BEGIN Records shown
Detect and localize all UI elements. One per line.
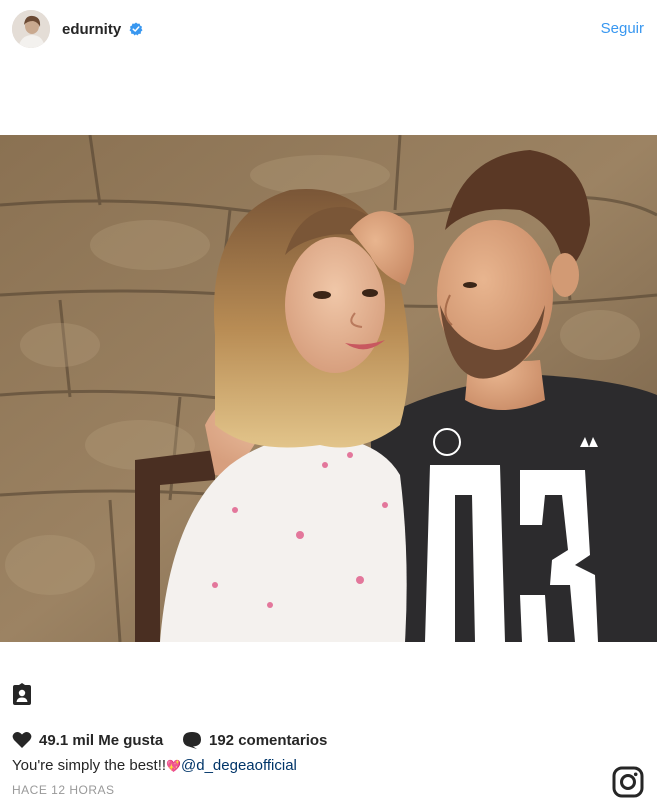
instagram-logo-icon[interactable] bbox=[612, 766, 644, 798]
caption: You're simply the best!!💖@d_degeaofficia… bbox=[12, 757, 297, 774]
couple-photo bbox=[0, 135, 657, 642]
post-timestamp[interactable]: HACE 12 HORAS bbox=[12, 783, 115, 797]
username[interactable]: edurnity bbox=[62, 21, 121, 38]
user-tag-icon[interactable] bbox=[10, 683, 34, 707]
mention-link[interactable]: @d_degeaofficial bbox=[181, 757, 297, 774]
follow-button[interactable]: Seguir bbox=[601, 20, 644, 37]
avatar[interactable] bbox=[12, 10, 50, 48]
post-header: edurnity Seguir bbox=[0, 0, 657, 60]
verified-badge-icon bbox=[129, 22, 143, 36]
heart-emoji: 💖 bbox=[166, 759, 182, 773]
likes[interactable]: 49.1 mil Me gusta bbox=[12, 731, 163, 749]
likes-count: 49.1 mil Me gusta bbox=[39, 731, 164, 749]
comments-count: 192 comentarios bbox=[209, 731, 328, 749]
post-photo[interactable] bbox=[0, 135, 657, 642]
comment-icon bbox=[183, 732, 201, 749]
comments[interactable]: 192 comentarios bbox=[182, 731, 327, 749]
heart-icon bbox=[12, 732, 32, 748]
caption-text: You're simply the best!! bbox=[12, 757, 167, 774]
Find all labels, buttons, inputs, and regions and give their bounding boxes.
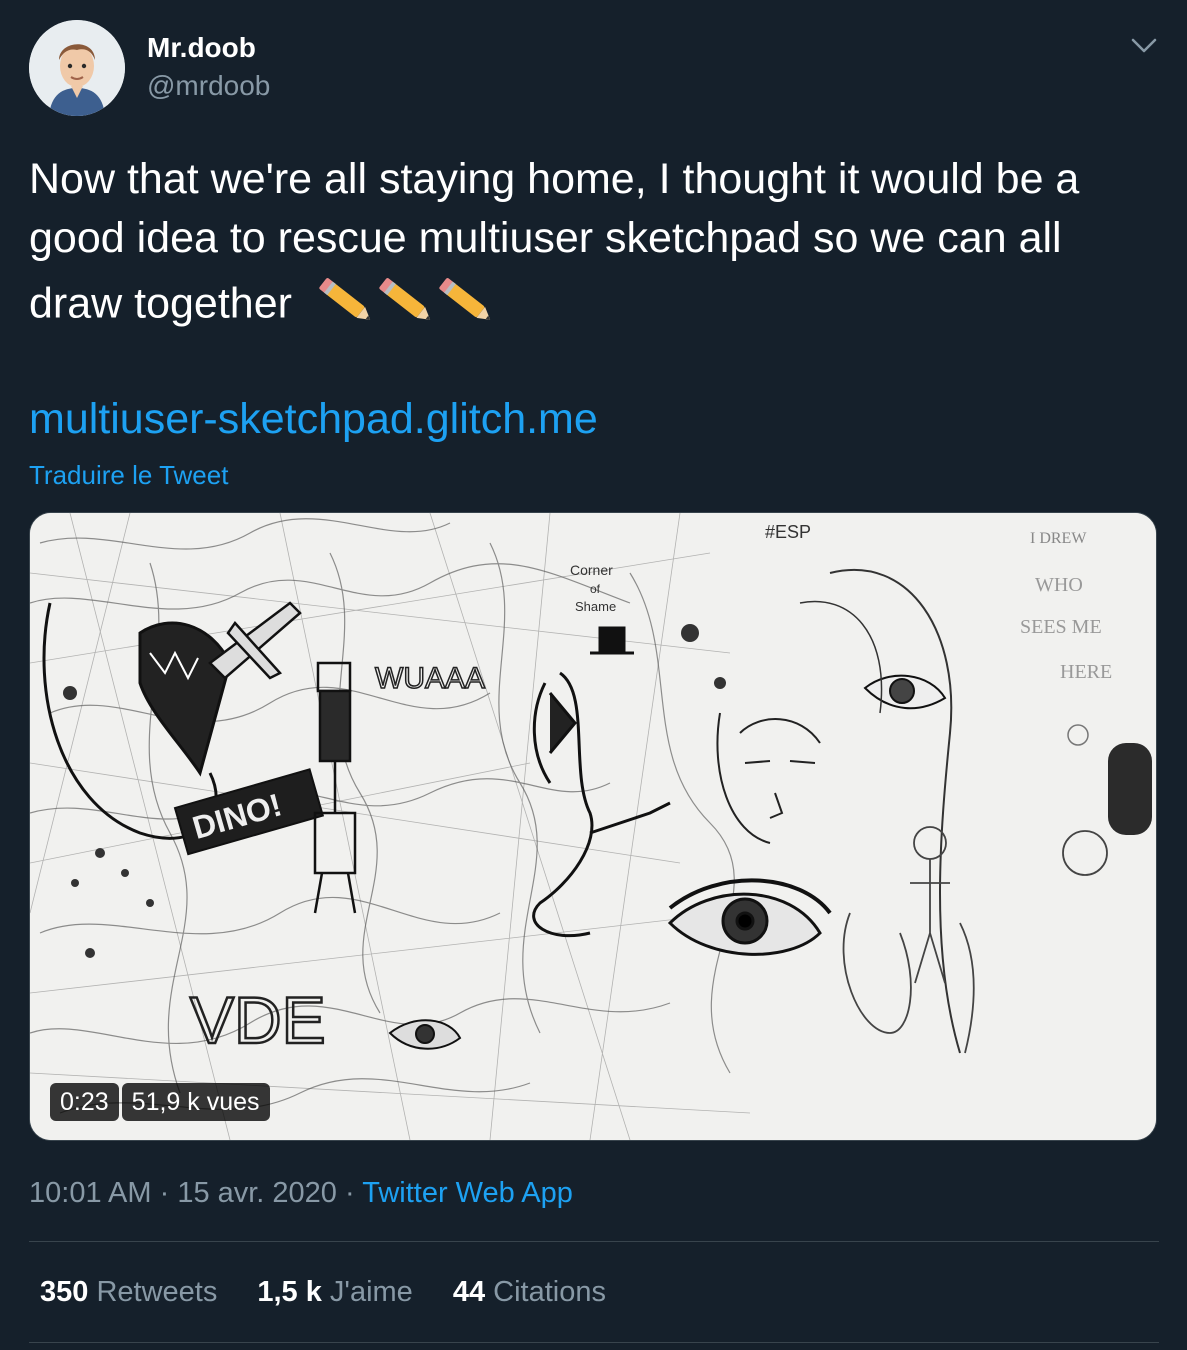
svg-text:#ESP: #ESP — [765, 522, 811, 542]
svg-text:Shame: Shame — [575, 599, 616, 614]
tweet-header: Mr.doob @mrdoob — [29, 20, 1159, 120]
svg-text:Corner: Corner — [570, 562, 613, 578]
avatar-image — [29, 20, 125, 116]
avatar[interactable] — [29, 20, 125, 116]
video-info-overlay: 0:23 51,9 k vues — [50, 1083, 270, 1121]
quotes-stat[interactable]: 44 Citations — [453, 1272, 606, 1312]
divider — [29, 1241, 1159, 1242]
tweet-meta: 10:01 AM · 15 avr. 2020 · Twitter Web Ap… — [29, 1173, 573, 1213]
pencil-emoji-icon — [314, 268, 494, 344]
divider — [29, 1342, 1159, 1343]
video-duration-badge: 0:23 — [50, 1083, 119, 1121]
likes-stat[interactable]: 1,5 k J'aime — [257, 1272, 412, 1312]
tweet-date[interactable]: 15 avr. 2020 — [177, 1177, 337, 1209]
video-views-badge: 51,9 k vues — [121, 1083, 270, 1121]
handle[interactable]: @mrdoob — [147, 66, 270, 106]
quotes-label: Citations — [493, 1276, 606, 1308]
retweets-stat[interactable]: 350 Retweets — [40, 1272, 217, 1312]
video-player[interactable]: DINO! VDE Corner of Shame WUAAA #ESP I D… — [29, 512, 1157, 1141]
svg-text:WUAAA: WUAAA — [375, 662, 485, 695]
tweet-time[interactable]: 10:01 AM — [29, 1177, 152, 1209]
svg-text:WHO: WHO — [1035, 574, 1083, 596]
display-name[interactable]: Mr.doob — [147, 30, 270, 66]
tweet-stats: 350 Retweets 1,5 k J'aime 44 Citations — [40, 1272, 646, 1312]
meta-separator: · — [151, 1177, 178, 1209]
translate-tweet-link[interactable]: Traduire le Tweet — [29, 458, 228, 492]
svg-text:of: of — [590, 582, 601, 596]
chevron-down-icon[interactable] — [1129, 30, 1159, 60]
quotes-count: 44 — [452, 1276, 486, 1308]
tweet-text: Now that we're all staying home, I thoug… — [29, 150, 1149, 344]
svg-text:I DREW: I DREW — [1030, 530, 1087, 547]
source-app-link[interactable]: Twitter Web App — [362, 1177, 573, 1209]
sketch-drawing-image: DINO! VDE Corner of Shame WUAAA #ESP I D… — [30, 513, 1156, 1140]
retweets-count: 350 — [40, 1276, 89, 1308]
tweet-body: Now that we're all staying home, I thoug… — [29, 155, 1080, 328]
likes-label: J'aime — [329, 1276, 413, 1308]
meta-separator: · — [336, 1177, 363, 1209]
svg-text:VDE: VDE — [190, 983, 326, 1057]
svg-text:HERE: HERE — [1060, 661, 1112, 683]
svg-text:SEES ME: SEES ME — [1020, 616, 1102, 638]
retweets-label: Retweets — [96, 1276, 218, 1308]
likes-count: 1,5 k — [257, 1276, 322, 1308]
tweet-link[interactable]: multiuser-sketchpad.glitch.me — [29, 393, 598, 445]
END Records shown
#### Objective
Report each line of the records above in which the string "likes" appears.

#### Exercise solution
likes[interactable]: 49.1 mil Me gusta bbox=[12, 731, 163, 749]
likes-count: 49.1 mil Me gusta bbox=[39, 731, 164, 749]
likes-stat[interactable]: 1,5 k J'aime — [257, 1272, 412, 1312]
likes-label: J'aime — [329, 1276, 413, 1308]
likes-count: 1,5 k — [257, 1276, 322, 1308]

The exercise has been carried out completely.